* Given request: Return each line holding the string "image".

* Stored records:
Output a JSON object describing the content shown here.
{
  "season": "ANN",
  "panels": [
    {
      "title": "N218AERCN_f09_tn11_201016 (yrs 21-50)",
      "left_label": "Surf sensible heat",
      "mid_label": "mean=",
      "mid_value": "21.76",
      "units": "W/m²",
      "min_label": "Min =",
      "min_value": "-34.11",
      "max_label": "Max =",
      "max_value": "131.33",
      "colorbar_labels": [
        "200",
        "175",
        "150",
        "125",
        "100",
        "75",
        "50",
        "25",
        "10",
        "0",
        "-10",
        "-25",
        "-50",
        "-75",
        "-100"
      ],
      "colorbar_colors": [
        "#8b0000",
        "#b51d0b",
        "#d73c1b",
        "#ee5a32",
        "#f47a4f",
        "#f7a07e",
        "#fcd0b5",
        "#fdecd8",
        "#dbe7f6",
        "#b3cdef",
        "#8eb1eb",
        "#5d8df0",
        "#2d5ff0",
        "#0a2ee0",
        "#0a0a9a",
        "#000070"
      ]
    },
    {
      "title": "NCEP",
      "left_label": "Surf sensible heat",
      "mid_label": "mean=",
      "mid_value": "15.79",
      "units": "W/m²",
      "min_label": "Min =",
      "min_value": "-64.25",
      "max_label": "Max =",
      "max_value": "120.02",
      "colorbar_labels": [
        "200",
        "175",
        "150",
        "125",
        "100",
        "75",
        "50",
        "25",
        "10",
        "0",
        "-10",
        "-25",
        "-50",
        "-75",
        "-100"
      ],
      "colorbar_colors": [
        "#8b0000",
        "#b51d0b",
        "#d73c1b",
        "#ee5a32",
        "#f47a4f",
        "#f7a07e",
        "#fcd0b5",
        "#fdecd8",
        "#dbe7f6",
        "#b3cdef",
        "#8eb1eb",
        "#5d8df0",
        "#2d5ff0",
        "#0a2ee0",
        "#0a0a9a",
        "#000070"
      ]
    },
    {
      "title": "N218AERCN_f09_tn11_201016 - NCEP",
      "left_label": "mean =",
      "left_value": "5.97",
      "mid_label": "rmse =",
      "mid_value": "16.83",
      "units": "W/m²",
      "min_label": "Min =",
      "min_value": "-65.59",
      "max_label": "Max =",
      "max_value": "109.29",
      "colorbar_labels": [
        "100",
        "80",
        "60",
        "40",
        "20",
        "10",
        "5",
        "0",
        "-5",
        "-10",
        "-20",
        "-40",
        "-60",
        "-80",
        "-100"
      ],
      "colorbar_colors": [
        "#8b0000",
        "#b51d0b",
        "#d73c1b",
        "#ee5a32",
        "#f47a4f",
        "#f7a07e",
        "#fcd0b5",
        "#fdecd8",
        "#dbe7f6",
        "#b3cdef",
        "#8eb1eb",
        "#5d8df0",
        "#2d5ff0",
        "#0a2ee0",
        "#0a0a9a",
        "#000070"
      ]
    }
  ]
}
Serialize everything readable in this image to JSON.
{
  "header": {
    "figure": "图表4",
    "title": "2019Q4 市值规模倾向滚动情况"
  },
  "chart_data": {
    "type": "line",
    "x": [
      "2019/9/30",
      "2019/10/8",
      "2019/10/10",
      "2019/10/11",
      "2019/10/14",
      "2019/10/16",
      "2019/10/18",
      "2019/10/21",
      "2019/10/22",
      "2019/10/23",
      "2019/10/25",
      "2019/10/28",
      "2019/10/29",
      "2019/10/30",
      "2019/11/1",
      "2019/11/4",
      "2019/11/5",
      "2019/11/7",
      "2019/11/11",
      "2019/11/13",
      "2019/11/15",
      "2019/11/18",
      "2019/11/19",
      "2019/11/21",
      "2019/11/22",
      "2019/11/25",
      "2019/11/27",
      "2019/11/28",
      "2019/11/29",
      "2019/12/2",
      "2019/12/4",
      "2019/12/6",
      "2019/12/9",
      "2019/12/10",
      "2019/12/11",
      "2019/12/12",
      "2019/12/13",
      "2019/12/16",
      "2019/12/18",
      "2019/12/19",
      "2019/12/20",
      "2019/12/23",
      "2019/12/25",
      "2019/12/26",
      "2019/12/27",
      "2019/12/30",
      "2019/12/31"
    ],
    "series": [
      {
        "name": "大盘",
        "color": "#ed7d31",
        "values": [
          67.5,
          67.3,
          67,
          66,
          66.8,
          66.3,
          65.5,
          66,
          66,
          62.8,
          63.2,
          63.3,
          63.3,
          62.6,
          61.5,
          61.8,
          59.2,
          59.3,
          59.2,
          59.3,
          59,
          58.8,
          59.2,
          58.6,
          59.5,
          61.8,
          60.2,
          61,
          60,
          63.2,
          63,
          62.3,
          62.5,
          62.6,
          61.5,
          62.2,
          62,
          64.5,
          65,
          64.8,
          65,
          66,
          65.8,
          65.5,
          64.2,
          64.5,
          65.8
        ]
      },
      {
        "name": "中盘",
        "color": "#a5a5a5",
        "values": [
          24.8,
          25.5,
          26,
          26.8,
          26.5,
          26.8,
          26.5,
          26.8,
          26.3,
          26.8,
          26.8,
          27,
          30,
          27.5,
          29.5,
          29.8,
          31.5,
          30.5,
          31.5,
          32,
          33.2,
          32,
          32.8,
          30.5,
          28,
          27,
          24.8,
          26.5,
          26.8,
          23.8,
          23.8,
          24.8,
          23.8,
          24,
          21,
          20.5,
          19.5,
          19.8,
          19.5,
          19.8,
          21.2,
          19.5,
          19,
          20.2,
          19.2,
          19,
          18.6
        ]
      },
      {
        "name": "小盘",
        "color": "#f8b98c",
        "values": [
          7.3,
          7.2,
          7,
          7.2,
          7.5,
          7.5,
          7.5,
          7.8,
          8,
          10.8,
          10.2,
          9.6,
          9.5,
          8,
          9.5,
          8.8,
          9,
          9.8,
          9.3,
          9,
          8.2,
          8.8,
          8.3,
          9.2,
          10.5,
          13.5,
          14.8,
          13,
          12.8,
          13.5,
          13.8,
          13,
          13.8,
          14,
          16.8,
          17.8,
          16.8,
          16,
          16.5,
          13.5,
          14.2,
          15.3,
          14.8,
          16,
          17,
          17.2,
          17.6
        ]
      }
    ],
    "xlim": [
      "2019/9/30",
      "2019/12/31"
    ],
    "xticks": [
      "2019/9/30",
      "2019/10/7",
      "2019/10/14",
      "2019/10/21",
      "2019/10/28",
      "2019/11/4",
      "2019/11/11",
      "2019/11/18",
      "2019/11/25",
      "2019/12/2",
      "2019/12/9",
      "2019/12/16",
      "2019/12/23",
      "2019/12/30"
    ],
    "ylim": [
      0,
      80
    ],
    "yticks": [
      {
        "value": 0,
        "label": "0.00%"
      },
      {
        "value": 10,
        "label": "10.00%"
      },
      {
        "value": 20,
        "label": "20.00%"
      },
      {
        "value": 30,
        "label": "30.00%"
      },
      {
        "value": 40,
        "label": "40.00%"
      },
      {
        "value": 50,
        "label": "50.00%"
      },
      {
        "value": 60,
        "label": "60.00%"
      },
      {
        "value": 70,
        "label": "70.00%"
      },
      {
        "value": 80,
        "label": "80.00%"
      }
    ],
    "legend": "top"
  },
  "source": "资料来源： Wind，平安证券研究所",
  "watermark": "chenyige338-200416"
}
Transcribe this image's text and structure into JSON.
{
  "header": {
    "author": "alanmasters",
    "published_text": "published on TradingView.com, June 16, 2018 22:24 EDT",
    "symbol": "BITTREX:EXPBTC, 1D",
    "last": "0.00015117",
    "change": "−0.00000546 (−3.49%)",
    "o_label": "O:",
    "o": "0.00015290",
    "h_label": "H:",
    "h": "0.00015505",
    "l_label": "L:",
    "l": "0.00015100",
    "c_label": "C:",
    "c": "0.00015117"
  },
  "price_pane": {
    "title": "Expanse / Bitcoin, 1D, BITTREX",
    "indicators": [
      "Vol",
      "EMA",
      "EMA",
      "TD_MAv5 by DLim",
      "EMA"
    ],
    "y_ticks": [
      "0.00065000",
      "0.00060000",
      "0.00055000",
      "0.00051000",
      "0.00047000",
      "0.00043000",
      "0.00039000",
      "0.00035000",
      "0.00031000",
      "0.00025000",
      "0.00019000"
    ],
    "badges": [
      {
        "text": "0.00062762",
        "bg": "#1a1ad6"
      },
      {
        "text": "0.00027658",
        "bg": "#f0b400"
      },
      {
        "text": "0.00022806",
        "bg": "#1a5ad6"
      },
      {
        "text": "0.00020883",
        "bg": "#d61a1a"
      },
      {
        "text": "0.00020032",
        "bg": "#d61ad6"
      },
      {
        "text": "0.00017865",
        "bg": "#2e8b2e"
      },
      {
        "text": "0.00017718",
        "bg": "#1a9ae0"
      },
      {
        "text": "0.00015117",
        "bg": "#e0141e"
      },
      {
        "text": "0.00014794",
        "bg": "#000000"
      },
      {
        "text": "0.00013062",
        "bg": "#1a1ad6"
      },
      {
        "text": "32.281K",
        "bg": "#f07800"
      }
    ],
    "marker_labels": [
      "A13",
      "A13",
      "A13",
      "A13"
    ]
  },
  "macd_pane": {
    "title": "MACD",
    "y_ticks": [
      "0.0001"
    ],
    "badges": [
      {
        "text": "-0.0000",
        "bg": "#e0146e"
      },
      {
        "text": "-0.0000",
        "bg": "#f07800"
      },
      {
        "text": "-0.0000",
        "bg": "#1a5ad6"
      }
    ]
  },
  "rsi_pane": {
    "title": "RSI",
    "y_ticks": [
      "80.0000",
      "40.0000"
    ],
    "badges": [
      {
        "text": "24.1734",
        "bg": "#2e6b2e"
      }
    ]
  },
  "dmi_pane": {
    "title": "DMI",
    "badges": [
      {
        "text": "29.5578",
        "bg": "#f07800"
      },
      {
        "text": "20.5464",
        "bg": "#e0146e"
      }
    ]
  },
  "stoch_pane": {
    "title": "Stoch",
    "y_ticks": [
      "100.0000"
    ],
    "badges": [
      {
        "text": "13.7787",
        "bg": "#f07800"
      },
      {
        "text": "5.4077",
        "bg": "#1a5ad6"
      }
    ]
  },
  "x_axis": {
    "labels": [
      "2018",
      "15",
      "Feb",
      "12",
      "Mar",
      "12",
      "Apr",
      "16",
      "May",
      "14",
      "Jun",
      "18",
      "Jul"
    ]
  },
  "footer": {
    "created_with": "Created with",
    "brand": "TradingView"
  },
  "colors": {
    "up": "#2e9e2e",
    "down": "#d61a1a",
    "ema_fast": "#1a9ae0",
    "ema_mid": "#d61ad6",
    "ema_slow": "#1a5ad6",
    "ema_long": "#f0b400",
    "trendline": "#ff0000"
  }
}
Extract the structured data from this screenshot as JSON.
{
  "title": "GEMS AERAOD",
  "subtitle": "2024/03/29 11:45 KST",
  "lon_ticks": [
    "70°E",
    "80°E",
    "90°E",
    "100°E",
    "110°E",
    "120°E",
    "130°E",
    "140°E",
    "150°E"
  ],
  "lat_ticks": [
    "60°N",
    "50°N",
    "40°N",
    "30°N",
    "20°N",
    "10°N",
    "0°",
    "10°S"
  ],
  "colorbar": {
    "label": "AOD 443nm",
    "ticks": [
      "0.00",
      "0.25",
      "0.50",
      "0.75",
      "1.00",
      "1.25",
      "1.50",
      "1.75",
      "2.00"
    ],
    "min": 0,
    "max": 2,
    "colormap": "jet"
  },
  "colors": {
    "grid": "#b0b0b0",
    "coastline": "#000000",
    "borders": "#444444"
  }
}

* Solved problem:
Serialize everything readable in this image to JSON.
Transcribe this image's text and structure into JSON.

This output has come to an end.